Entries provided
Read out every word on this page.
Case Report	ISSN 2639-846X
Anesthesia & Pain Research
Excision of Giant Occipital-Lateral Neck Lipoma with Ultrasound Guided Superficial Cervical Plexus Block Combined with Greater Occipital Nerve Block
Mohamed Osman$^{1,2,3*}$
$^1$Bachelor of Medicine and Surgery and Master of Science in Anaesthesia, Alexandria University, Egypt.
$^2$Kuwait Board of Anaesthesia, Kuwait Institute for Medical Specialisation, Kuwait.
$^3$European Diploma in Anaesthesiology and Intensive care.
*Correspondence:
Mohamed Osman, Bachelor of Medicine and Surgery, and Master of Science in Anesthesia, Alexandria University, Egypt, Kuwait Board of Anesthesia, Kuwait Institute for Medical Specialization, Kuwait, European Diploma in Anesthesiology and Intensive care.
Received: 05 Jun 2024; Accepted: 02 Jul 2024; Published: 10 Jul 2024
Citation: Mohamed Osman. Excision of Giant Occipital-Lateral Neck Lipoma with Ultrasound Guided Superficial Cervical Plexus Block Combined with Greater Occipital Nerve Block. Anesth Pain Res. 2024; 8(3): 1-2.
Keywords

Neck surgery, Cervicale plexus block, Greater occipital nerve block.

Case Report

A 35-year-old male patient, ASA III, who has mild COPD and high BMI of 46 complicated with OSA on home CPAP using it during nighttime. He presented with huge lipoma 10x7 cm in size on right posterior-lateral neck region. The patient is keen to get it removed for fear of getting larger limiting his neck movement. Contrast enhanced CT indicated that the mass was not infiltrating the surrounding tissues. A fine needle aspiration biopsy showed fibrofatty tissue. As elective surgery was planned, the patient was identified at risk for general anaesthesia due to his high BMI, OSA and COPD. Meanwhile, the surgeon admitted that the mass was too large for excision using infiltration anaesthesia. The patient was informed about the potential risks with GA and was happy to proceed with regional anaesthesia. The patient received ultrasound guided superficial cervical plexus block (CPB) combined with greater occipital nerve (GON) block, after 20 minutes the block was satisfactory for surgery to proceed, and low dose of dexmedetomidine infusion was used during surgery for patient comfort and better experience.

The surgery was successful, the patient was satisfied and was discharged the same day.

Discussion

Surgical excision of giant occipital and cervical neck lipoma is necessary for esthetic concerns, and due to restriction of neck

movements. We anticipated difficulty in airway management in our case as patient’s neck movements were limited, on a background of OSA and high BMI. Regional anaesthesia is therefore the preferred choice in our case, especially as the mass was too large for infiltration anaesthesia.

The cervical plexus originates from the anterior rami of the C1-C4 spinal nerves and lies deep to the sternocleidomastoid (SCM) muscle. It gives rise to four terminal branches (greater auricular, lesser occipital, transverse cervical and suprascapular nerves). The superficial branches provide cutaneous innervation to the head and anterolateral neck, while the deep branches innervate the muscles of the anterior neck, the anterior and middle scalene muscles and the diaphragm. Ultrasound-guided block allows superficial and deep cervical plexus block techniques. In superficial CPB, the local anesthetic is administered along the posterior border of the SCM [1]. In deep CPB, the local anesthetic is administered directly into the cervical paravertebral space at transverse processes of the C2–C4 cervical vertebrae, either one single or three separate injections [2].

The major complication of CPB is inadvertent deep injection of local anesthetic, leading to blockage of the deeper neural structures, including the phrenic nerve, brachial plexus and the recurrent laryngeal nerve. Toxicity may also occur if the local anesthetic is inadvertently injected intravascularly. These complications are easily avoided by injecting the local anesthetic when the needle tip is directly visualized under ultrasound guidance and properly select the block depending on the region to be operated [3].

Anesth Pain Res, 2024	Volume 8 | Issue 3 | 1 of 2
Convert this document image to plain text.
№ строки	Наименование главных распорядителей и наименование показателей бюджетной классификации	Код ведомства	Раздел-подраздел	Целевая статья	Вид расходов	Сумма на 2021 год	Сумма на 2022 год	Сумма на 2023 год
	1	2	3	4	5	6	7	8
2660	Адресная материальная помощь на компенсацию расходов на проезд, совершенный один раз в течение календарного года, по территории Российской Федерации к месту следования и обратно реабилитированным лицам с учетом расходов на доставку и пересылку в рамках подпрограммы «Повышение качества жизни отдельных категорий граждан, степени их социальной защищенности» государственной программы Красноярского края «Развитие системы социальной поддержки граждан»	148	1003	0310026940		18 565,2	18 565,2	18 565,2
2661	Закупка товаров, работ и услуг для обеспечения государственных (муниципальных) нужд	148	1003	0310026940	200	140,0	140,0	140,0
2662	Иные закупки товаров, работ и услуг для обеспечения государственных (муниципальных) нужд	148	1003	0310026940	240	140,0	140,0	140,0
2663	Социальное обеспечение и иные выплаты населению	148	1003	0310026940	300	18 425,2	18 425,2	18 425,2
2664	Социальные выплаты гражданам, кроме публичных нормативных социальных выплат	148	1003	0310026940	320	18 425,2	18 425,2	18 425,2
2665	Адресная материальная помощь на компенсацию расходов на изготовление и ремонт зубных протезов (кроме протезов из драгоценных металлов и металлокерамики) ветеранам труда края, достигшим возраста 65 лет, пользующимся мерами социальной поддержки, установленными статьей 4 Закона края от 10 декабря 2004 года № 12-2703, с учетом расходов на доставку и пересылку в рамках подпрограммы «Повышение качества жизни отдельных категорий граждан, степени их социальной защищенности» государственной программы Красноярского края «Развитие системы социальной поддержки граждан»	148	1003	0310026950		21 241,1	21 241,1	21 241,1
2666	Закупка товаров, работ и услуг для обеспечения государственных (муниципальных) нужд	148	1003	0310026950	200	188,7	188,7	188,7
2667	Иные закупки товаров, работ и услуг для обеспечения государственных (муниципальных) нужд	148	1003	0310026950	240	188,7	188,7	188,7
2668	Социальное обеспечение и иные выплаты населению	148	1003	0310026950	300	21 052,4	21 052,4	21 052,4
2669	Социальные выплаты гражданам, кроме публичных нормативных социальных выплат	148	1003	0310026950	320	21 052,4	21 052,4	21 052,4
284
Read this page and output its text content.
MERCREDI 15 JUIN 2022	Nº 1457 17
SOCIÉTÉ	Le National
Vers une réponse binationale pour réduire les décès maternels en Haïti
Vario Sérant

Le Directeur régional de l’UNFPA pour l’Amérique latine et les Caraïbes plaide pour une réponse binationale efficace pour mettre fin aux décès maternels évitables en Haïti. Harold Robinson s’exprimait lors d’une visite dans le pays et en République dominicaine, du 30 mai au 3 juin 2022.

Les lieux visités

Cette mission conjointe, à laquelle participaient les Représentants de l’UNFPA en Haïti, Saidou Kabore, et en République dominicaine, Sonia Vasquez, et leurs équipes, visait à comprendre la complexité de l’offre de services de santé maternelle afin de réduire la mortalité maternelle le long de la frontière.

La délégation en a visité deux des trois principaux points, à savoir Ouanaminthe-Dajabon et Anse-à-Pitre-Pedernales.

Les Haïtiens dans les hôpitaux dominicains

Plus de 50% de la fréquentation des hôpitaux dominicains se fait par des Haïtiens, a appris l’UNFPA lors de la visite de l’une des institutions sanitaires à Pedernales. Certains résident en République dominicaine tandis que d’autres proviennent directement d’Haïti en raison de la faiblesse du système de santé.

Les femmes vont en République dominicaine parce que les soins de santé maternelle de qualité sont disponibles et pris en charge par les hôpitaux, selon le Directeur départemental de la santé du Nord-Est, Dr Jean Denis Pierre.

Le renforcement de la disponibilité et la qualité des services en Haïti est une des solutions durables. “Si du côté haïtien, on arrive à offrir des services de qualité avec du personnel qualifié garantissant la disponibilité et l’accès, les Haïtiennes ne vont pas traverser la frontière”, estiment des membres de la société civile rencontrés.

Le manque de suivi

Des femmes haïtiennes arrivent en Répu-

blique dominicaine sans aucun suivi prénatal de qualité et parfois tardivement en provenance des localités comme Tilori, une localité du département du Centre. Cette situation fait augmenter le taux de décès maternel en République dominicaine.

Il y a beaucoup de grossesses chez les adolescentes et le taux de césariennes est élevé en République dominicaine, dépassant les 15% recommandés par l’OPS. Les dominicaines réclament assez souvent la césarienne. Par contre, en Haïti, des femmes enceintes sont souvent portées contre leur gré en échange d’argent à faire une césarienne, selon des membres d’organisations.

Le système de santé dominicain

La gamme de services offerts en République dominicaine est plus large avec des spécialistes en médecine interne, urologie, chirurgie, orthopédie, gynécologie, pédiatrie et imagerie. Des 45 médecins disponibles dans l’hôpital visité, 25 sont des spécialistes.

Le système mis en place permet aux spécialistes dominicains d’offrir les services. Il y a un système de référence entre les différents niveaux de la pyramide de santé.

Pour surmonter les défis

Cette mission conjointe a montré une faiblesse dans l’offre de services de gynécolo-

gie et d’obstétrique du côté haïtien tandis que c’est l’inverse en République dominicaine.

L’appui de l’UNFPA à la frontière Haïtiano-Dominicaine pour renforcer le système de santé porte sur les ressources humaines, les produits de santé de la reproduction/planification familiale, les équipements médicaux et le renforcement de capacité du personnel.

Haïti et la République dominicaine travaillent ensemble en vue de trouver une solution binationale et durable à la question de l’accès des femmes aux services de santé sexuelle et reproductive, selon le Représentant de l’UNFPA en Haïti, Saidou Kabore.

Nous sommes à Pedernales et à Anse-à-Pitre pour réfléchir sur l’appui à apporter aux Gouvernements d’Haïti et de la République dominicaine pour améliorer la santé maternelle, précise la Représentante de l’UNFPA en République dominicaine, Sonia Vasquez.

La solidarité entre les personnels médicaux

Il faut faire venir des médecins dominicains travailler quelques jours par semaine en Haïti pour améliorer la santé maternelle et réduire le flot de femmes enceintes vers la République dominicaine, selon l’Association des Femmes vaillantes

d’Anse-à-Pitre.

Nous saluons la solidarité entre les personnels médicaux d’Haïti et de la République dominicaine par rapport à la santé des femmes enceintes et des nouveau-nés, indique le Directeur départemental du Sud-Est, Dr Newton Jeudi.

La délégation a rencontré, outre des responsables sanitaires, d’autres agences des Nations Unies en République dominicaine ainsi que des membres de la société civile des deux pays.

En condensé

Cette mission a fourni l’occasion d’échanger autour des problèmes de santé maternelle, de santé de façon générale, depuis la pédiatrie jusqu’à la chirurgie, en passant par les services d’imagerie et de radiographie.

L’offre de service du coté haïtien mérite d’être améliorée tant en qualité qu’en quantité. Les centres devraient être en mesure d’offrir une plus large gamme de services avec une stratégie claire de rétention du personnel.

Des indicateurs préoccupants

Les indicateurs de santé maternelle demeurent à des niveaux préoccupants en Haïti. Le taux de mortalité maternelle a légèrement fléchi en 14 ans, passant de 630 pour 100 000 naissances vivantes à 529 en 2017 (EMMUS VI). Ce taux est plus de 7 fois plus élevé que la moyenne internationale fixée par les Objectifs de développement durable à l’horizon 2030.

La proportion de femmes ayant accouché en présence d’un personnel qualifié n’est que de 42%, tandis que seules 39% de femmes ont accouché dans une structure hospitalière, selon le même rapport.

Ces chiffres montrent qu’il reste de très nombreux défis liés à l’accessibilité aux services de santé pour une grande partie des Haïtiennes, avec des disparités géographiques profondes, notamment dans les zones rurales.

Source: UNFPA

The exercise
Where a line above contains the word "Mohamed", copy that line.

Response for this exercise
Mohamed Osman$^{1,2,3*}$
Mohamed Osman, Bachelor of Medicine and Surgery, and Master of Science in Anesthesia, Alexandria University, Egypt, Kuwait Board of Anesthesia, Kuwait Institute for Medical Specialization, Kuwait, European Diploma in Anesthesiology and Intensive care.
Citation: Mohamed Osman. Excision of Giant Occipital-Lateral Neck Lipoma with Ultrasound Guided Superficial Cervical Plexus Block Combined with Greater Occipital Nerve Block. Anesth Pain Res. 2024; 8(3): 1-2.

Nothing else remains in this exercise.